Items from a figure collection:
---+---
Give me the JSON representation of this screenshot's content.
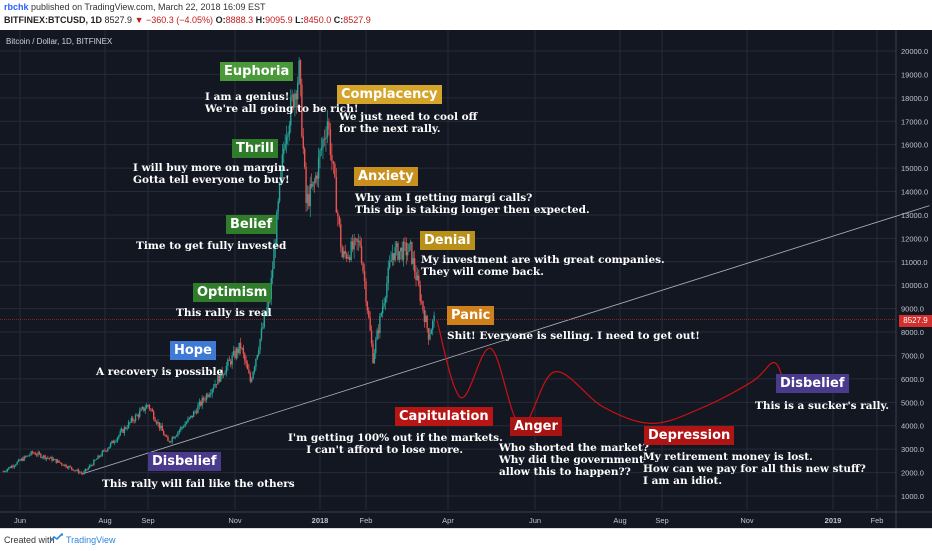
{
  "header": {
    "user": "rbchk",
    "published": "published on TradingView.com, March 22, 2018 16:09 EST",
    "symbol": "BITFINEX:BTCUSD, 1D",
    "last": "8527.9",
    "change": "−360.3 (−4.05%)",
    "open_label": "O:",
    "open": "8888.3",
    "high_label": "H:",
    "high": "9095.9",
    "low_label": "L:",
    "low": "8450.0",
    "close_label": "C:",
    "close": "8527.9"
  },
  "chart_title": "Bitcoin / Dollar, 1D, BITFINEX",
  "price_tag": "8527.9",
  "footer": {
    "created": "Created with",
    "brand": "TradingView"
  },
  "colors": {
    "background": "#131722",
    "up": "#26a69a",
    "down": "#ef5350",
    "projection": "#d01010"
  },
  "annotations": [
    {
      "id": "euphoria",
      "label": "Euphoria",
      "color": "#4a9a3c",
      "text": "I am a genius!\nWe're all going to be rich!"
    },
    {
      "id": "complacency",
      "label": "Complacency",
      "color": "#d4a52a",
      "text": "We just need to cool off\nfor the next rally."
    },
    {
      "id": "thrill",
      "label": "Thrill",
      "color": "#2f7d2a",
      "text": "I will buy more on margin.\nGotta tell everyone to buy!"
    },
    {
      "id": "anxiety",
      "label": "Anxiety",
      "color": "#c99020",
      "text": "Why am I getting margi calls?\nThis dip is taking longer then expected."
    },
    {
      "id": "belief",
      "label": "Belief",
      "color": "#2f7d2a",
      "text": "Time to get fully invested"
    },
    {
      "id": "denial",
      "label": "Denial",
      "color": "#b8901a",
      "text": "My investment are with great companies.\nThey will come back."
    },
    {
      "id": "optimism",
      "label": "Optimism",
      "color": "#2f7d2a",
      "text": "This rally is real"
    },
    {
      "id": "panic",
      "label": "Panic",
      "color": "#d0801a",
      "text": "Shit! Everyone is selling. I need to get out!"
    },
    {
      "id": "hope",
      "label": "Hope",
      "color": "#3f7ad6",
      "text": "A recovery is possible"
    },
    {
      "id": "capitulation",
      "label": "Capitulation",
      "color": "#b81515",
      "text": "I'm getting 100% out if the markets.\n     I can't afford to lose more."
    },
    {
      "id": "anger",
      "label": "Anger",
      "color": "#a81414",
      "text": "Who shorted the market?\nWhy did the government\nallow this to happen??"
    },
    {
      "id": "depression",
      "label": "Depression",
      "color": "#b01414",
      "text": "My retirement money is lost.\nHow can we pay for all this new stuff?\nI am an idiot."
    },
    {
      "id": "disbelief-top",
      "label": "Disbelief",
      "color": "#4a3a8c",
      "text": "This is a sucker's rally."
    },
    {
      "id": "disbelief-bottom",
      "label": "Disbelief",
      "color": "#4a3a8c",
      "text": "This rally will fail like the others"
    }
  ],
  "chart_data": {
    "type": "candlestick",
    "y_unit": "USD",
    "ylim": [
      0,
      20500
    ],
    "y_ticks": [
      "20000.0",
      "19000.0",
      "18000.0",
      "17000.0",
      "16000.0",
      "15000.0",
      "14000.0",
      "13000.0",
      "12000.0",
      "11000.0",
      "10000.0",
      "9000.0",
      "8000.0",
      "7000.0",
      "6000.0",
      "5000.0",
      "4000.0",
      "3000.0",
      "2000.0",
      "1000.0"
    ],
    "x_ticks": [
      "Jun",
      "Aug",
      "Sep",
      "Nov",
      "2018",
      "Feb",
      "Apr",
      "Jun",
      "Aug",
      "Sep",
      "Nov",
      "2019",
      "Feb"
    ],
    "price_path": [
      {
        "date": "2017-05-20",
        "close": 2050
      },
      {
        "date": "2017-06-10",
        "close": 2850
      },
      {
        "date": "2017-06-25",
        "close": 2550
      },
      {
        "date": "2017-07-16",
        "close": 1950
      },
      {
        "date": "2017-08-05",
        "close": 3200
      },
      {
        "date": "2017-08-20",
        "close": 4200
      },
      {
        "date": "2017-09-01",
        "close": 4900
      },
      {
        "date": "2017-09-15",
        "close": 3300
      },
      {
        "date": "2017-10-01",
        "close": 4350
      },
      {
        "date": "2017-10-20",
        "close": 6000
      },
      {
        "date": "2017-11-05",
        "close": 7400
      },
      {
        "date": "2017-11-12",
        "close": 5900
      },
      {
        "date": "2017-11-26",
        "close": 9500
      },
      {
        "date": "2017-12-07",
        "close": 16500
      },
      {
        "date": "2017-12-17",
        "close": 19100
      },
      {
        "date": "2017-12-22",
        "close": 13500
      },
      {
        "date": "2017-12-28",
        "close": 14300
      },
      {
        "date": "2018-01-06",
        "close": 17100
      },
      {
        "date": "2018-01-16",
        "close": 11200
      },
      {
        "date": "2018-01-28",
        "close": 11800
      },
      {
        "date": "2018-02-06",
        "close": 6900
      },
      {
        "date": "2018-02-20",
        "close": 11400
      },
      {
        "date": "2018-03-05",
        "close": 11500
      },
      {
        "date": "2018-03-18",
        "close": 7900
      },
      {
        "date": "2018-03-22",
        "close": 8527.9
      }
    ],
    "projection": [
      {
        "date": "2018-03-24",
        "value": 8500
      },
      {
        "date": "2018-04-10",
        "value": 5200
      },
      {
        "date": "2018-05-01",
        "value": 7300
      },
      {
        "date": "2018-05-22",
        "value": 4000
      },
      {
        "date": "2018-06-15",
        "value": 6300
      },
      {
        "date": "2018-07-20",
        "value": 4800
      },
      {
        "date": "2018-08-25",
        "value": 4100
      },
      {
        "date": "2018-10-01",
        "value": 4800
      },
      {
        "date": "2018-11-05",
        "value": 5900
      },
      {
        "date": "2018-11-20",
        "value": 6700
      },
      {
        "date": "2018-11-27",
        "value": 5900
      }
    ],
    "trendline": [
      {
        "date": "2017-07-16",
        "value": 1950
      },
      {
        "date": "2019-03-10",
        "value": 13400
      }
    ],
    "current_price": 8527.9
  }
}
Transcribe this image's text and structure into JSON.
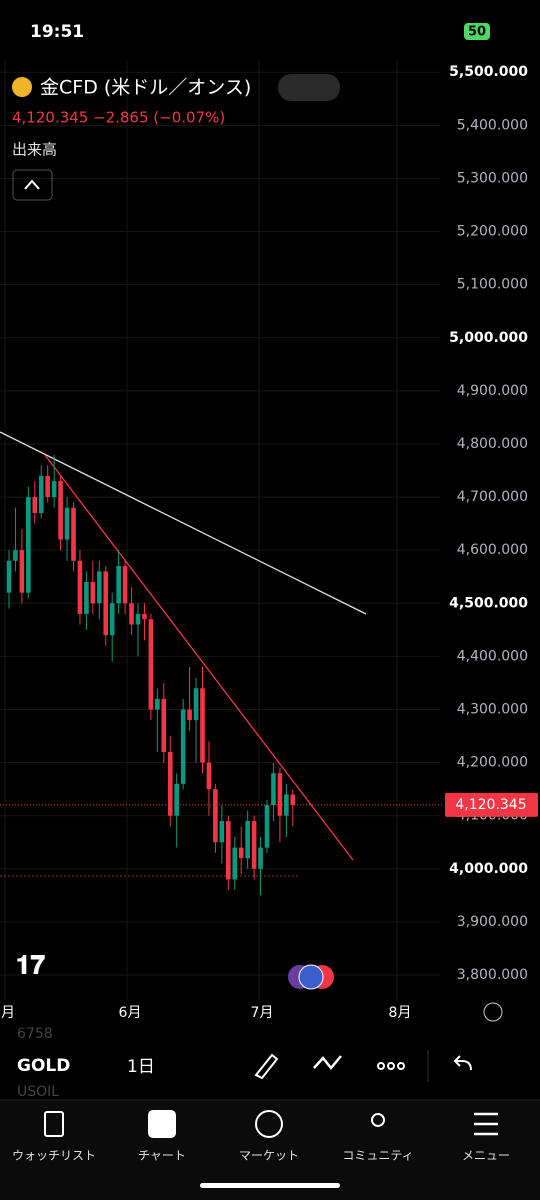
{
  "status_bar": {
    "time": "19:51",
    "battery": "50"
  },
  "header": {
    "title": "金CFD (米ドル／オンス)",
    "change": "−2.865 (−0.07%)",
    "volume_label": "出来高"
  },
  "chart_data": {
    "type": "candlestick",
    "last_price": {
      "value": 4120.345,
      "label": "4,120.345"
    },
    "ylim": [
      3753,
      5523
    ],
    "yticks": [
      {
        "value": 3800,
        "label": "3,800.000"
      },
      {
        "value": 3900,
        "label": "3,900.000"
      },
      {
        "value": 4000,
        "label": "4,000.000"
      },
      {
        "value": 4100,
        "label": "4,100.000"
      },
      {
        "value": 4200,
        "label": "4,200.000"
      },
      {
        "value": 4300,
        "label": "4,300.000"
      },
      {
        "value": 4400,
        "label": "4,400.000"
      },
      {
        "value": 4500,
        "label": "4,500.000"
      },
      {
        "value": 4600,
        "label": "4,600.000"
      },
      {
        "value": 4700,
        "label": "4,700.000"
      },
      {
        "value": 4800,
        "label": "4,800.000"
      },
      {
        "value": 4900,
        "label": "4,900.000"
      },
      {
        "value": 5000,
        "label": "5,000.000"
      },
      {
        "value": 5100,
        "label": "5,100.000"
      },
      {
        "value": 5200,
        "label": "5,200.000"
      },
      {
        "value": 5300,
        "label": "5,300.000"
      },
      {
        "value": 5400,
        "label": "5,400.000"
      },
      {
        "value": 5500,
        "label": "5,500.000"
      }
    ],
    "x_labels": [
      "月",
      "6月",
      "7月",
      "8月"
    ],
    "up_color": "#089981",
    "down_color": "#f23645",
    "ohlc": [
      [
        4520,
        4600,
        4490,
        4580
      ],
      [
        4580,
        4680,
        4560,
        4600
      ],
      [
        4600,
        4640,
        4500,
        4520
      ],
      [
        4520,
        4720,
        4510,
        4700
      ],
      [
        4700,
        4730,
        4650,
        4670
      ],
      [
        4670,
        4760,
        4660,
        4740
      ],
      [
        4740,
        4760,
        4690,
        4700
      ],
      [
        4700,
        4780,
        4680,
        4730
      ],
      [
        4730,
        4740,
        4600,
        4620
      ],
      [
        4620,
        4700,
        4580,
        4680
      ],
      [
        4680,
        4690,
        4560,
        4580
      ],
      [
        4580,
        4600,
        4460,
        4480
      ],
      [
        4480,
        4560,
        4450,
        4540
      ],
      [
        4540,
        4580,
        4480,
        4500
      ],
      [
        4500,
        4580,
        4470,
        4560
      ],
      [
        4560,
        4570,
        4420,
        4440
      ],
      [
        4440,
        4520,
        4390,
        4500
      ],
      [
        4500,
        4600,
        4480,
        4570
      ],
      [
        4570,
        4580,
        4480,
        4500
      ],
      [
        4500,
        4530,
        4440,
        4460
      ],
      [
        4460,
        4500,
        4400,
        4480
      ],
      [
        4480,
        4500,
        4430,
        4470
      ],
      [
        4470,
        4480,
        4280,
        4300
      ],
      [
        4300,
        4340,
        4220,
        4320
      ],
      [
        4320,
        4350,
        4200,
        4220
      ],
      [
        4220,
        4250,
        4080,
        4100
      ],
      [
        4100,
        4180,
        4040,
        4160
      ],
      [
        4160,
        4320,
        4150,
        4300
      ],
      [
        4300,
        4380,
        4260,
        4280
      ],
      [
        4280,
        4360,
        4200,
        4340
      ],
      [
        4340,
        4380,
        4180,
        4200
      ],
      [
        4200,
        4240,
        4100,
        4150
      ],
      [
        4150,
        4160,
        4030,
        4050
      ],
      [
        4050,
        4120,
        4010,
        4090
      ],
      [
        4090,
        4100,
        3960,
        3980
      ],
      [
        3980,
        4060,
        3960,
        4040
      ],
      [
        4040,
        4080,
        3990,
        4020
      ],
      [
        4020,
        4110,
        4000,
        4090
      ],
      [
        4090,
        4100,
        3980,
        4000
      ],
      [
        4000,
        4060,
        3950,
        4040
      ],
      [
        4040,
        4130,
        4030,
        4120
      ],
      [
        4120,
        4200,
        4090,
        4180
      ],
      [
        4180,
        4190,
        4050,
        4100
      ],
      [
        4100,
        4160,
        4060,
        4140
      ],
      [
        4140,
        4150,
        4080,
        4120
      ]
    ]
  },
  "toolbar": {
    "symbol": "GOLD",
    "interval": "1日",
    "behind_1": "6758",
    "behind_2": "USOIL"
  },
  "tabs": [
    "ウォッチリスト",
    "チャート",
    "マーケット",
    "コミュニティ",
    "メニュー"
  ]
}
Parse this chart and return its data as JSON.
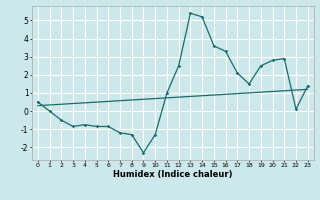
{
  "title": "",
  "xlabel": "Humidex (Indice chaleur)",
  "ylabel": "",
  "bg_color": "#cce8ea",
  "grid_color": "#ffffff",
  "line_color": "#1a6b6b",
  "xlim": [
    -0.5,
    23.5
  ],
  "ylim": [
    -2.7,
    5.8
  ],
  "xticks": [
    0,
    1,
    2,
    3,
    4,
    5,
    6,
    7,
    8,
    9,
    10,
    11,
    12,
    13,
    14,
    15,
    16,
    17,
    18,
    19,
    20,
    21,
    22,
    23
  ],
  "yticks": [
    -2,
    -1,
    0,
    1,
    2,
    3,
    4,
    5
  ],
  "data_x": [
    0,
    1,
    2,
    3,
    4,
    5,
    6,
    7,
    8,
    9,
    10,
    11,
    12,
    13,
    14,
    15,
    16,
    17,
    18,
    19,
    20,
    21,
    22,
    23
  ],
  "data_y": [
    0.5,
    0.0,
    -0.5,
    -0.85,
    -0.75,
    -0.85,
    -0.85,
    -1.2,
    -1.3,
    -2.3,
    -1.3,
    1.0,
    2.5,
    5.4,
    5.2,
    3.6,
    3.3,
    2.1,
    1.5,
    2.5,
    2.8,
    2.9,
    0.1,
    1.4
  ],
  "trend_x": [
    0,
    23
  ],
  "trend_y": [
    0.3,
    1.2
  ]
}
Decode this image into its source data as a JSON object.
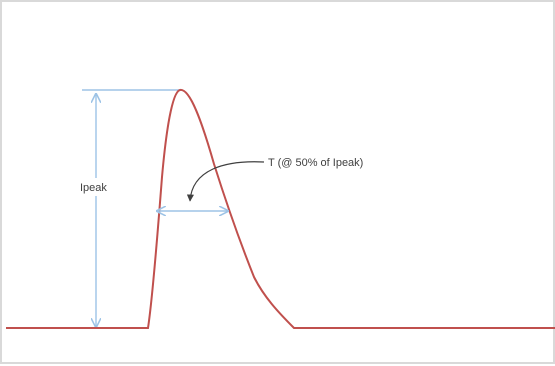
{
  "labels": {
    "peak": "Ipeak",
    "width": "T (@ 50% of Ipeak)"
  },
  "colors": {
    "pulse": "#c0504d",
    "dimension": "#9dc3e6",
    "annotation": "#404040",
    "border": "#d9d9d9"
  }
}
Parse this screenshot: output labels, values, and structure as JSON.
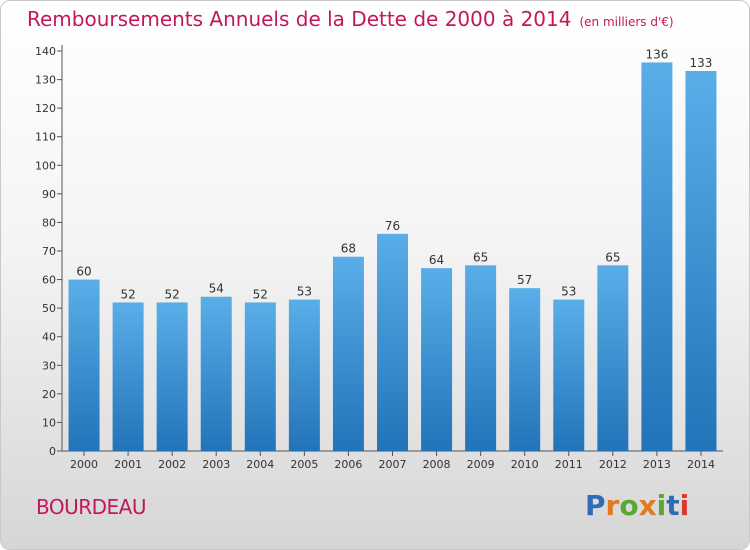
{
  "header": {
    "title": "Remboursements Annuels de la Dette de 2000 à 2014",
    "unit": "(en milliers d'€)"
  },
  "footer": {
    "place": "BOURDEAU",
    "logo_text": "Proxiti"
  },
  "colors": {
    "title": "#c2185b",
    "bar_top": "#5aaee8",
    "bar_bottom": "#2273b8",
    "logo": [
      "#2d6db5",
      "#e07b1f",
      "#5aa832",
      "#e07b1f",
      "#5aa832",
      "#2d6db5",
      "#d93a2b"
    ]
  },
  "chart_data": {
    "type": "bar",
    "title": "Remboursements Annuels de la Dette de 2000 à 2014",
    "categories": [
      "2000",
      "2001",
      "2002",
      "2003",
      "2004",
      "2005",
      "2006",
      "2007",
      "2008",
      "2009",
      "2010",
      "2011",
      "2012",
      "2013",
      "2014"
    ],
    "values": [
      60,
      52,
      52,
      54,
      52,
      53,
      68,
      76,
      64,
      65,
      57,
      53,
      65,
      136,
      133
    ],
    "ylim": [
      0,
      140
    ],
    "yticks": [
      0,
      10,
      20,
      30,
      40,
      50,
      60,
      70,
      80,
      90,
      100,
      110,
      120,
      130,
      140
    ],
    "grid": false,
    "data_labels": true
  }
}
---+---
• _Given problem_
Filter the records, keeping only lines that contain "BITFINEX", and show those lines.

• _Full output_
    "symbol": "BITFINEX:BTCUSD, 1D",
  "chart_title": "Bitcoin / Dollar, 1D, BITFINEX",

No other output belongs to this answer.